(Structured figure records)
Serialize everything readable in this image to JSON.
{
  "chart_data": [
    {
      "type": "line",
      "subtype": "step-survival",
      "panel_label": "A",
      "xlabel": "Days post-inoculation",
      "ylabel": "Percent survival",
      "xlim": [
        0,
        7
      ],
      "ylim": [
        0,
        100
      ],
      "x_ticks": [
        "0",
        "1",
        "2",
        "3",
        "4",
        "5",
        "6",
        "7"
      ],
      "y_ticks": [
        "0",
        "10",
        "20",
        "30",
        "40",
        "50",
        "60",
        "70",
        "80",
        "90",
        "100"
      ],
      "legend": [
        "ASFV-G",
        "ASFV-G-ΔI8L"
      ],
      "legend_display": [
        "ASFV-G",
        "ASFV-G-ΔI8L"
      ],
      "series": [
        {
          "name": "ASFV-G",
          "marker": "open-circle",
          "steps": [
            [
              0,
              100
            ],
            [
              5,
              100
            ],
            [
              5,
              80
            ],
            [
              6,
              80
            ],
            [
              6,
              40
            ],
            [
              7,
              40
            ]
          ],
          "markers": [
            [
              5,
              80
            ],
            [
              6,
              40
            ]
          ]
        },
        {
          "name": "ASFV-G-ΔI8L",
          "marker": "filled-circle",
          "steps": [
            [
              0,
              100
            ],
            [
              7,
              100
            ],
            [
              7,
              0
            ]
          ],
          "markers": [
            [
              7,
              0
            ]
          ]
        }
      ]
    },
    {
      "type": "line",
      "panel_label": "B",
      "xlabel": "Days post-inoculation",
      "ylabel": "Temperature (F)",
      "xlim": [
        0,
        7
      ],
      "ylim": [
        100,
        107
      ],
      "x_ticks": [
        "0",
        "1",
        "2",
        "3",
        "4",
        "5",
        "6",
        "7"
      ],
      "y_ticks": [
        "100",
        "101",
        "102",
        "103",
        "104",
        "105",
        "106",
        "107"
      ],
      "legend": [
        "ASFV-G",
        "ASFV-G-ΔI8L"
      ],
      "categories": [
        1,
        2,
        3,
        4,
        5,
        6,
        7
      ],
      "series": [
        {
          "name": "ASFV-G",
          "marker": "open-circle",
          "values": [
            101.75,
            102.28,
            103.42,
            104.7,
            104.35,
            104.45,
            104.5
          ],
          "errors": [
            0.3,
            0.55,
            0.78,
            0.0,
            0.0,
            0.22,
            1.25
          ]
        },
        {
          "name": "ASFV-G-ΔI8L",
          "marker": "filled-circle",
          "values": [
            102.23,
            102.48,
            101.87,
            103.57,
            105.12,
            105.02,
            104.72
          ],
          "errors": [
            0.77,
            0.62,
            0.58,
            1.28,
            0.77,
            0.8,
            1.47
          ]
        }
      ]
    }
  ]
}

◆ DIRECTION ◆
Within the listing above, find every line containing the string "survival" and return it.

◆ THE ANSWER ◆
      "subtype": "step-survival",
      "ylabel": "Percent survival",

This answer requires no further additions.